• _Exercise goal_
Could you tally the lines of the entries that carry the string "JSON"? Reply with the number and nothing more.

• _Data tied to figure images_
┌──
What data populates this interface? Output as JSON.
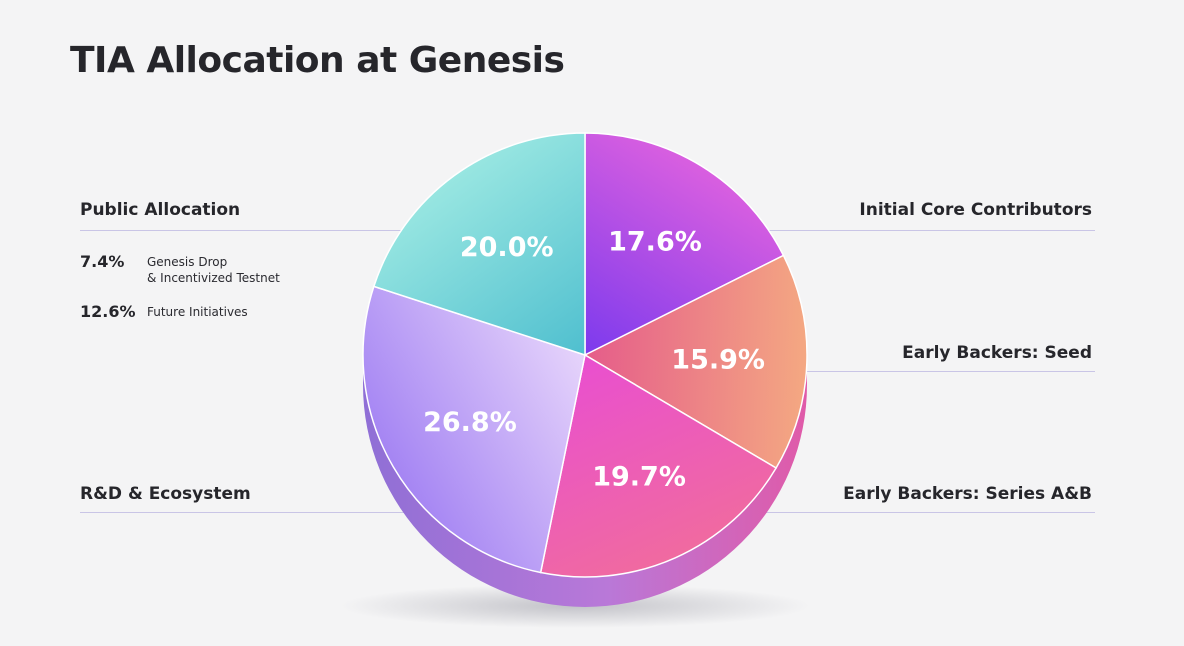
{
  "title": "TIA Allocation at Genesis",
  "chart_data": {
    "type": "pie",
    "title": "TIA Allocation at Genesis",
    "slices": [
      {
        "name": "Initial Core Contributors",
        "value": 17.6,
        "label": "17.6%",
        "color_a": "#7c3aed",
        "color_b": "#d95fe0"
      },
      {
        "name": "Early Backers: Seed",
        "value": 15.9,
        "label": "15.9%",
        "color_a": "#e55c8a",
        "color_b": "#f4a882"
      },
      {
        "name": "Early Backers: Series A&B",
        "value": 19.7,
        "label": "19.7%",
        "color_a": "#e94fd0",
        "color_b": "#f06aa0"
      },
      {
        "name": "R&D & Ecosystem",
        "value": 26.8,
        "label": "26.8%",
        "color_a": "#e6d4fb",
        "color_b": "#a585f3"
      },
      {
        "name": "Public Allocation",
        "value": 20.0,
        "label": "20.0%",
        "color_a": "#4fbfcf",
        "color_b": "#98e6e1"
      }
    ],
    "public_breakdown": [
      {
        "value": 7.4,
        "label": "7.4%",
        "desc": "Genesis Drop\n& Incentivized Testnet"
      },
      {
        "value": 12.6,
        "label": "12.6%",
        "desc": "Future Initiatives"
      }
    ]
  },
  "legend": {
    "public_allocation": "Public Allocation",
    "initial_core": "Initial Core Contributors",
    "seed": "Early Backers: Seed",
    "rnd": "R&D & Ecosystem",
    "series_ab": "Early Backers: Series A&B"
  }
}
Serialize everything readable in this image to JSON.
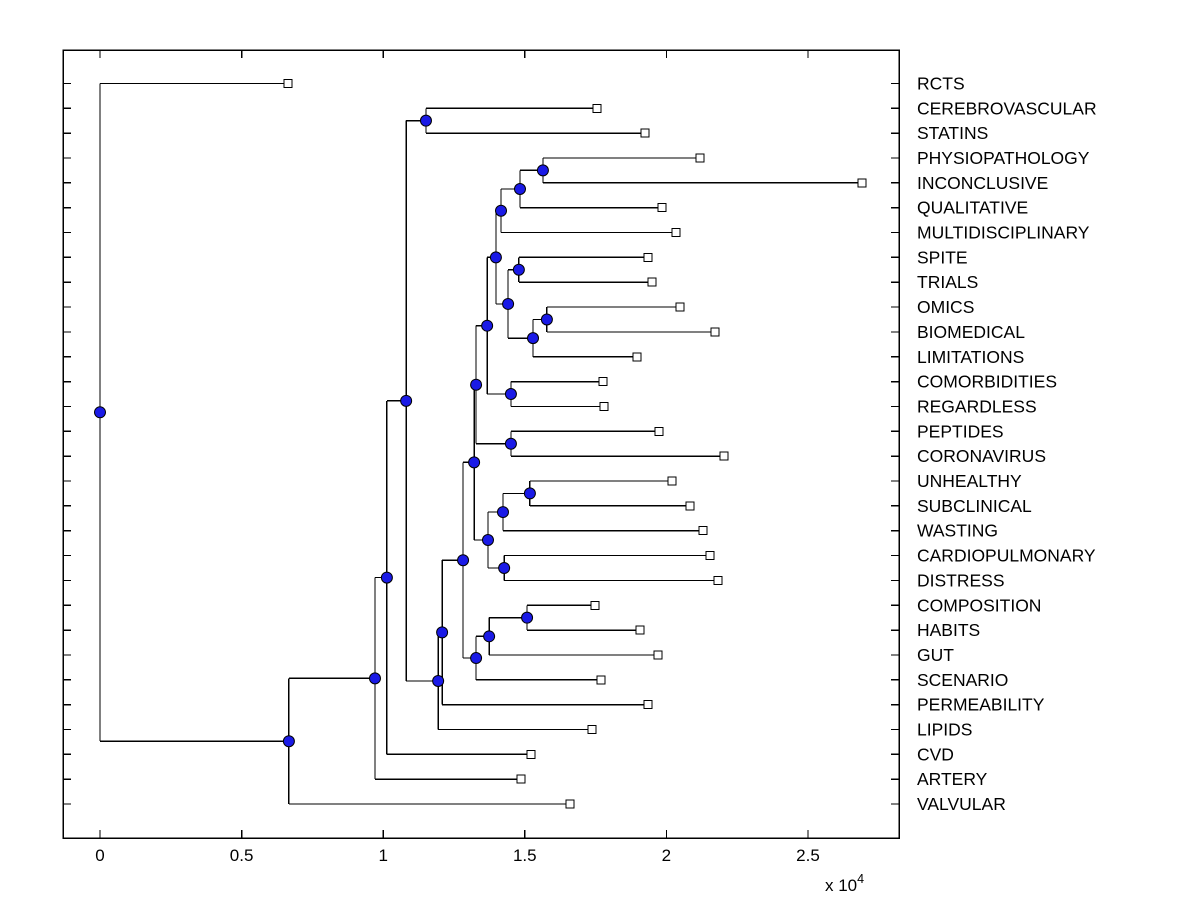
{
  "figure": {
    "background": "#ffffff"
  },
  "chart_data": {
    "type": "dendrogram",
    "orientation": "horizontal_tree_leaves_right",
    "title": "",
    "xlabel": "",
    "x_axis": {
      "tick_labels": [
        "0",
        "0.5",
        "1",
        "1.5",
        "2",
        "2.5"
      ],
      "tick_values": [
        0,
        0.5,
        1,
        1.5,
        2,
        2.5
      ],
      "scale_label_base": "x 10",
      "scale_label_exponent": "4",
      "unit_multiplier": 10000,
      "xlim": [
        -0.13,
        2.82
      ],
      "grid": false
    },
    "styles": {
      "line_color": "#000000",
      "node_marker_fill": "#1a1ae6",
      "node_marker_edge": "#000000",
      "leaf_marker_fill": "#ffffff",
      "leaf_marker_edge": "#000000"
    },
    "leaves": [
      {
        "id": "L1",
        "label": "RCTS",
        "tip": 0.664
      },
      {
        "id": "L2",
        "label": "CEREBROVASCULAR",
        "tip": 1.755
      },
      {
        "id": "L3",
        "label": "STATINS",
        "tip": 1.924
      },
      {
        "id": "L4",
        "label": "PHYSIOPATHOLOGY",
        "tip": 2.119
      },
      {
        "id": "L5",
        "label": "INCONCLUSIVE",
        "tip": 2.691
      },
      {
        "id": "L6",
        "label": "QUALITATIVE",
        "tip": 1.984
      },
      {
        "id": "L7",
        "label": "MULTIDISCIPLINARY",
        "tip": 2.034
      },
      {
        "id": "L8",
        "label": "SPITE",
        "tip": 1.935
      },
      {
        "id": "L9",
        "label": "TRIALS",
        "tip": 1.949
      },
      {
        "id": "L10",
        "label": "OMICS",
        "tip": 2.048
      },
      {
        "id": "L11",
        "label": "BIOMEDICAL",
        "tip": 2.172
      },
      {
        "id": "L12",
        "label": "LIMITATIONS",
        "tip": 1.896
      },
      {
        "id": "L13",
        "label": "COMORBIDITIES",
        "tip": 1.776
      },
      {
        "id": "L14",
        "label": "REGARDLESS",
        "tip": 1.78
      },
      {
        "id": "L15",
        "label": "PEPTIDES",
        "tip": 1.974
      },
      {
        "id": "L16",
        "label": "CORONAVIRUS",
        "tip": 2.203
      },
      {
        "id": "L17",
        "label": "UNHEALTHY",
        "tip": 2.02
      },
      {
        "id": "L18",
        "label": "SUBCLINICAL",
        "tip": 2.083
      },
      {
        "id": "L19",
        "label": "WASTING",
        "tip": 2.129
      },
      {
        "id": "L20",
        "label": "CARDIOPULMONARY",
        "tip": 2.154
      },
      {
        "id": "L21",
        "label": "DISTRESS",
        "tip": 2.182
      },
      {
        "id": "L22",
        "label": "COMPOSITION",
        "tip": 1.748
      },
      {
        "id": "L23",
        "label": "HABITS",
        "tip": 1.907
      },
      {
        "id": "L24",
        "label": "GUT",
        "tip": 1.97
      },
      {
        "id": "L25",
        "label": "SCENARIO",
        "tip": 1.769
      },
      {
        "id": "L26",
        "label": "PERMEABILITY",
        "tip": 1.935
      },
      {
        "id": "L27",
        "label": "LIPIDS",
        "tip": 1.737
      },
      {
        "id": "L28",
        "label": "CVD",
        "tip": 1.522
      },
      {
        "id": "L29",
        "label": "ARTERY",
        "tip": 1.487
      },
      {
        "id": "L30",
        "label": "VALVULAR",
        "tip": 1.66
      }
    ],
    "nodes": [
      {
        "id": "nA",
        "x": 1.151,
        "children": [
          "L2",
          "L3"
        ]
      },
      {
        "id": "nB",
        "x": 1.564,
        "children": [
          "L4",
          "L5"
        ]
      },
      {
        "id": "nC",
        "x": 1.483,
        "children": [
          "nB",
          "L6"
        ]
      },
      {
        "id": "nD",
        "x": 1.416,
        "children": [
          "nC",
          "L7"
        ]
      },
      {
        "id": "nE",
        "x": 1.479,
        "children": [
          "L8",
          "L9"
        ]
      },
      {
        "id": "nF",
        "x": 1.578,
        "children": [
          "L10",
          "L11"
        ]
      },
      {
        "id": "nG",
        "x": 1.529,
        "children": [
          "nF",
          "L12"
        ]
      },
      {
        "id": "nH",
        "x": 1.441,
        "children": [
          "nE",
          "nG"
        ]
      },
      {
        "id": "nI",
        "x": 1.398,
        "children": [
          "nD",
          "nH"
        ]
      },
      {
        "id": "nJ",
        "x": 1.451,
        "children": [
          "L13",
          "L14"
        ]
      },
      {
        "id": "nK",
        "x": 1.367,
        "children": [
          "nI",
          "nJ"
        ]
      },
      {
        "id": "nL",
        "x": 1.451,
        "children": [
          "L15",
          "L16"
        ]
      },
      {
        "id": "nM",
        "x": 1.328,
        "children": [
          "nK",
          "nL"
        ]
      },
      {
        "id": "nN",
        "x": 1.518,
        "children": [
          "L17",
          "L18"
        ]
      },
      {
        "id": "nO",
        "x": 1.423,
        "children": [
          "nN",
          "L19"
        ]
      },
      {
        "id": "nP",
        "x": 1.427,
        "children": [
          "L20",
          "L21"
        ]
      },
      {
        "id": "nQ",
        "x": 1.37,
        "children": [
          "nO",
          "nP"
        ]
      },
      {
        "id": "nR",
        "x": 1.321,
        "children": [
          "nM",
          "nQ"
        ]
      },
      {
        "id": "nS",
        "x": 1.508,
        "children": [
          "L22",
          "L23"
        ]
      },
      {
        "id": "nT",
        "x": 1.374,
        "children": [
          "nS",
          "L24"
        ]
      },
      {
        "id": "nU",
        "x": 1.328,
        "children": [
          "nT",
          "L25"
        ]
      },
      {
        "id": "nV",
        "x": 1.282,
        "children": [
          "nR",
          "nU"
        ]
      },
      {
        "id": "nW",
        "x": 1.208,
        "children": [
          "nV",
          "L26"
        ]
      },
      {
        "id": "nX",
        "x": 1.194,
        "children": [
          "nW",
          "L27"
        ]
      },
      {
        "id": "nY",
        "x": 1.081,
        "children": [
          "nA",
          "nX"
        ]
      },
      {
        "id": "nZ",
        "x": 1.013,
        "children": [
          "nY",
          "L28"
        ]
      },
      {
        "id": "nAA",
        "x": 0.971,
        "children": [
          "nZ",
          "L29"
        ]
      },
      {
        "id": "nBB",
        "x": 0.667,
        "children": [
          "nAA",
          "L30"
        ]
      },
      {
        "id": "root",
        "x": 0.0,
        "children": [
          "L1",
          "nBB"
        ]
      }
    ]
  }
}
└──
• _Answer to the exercise_
2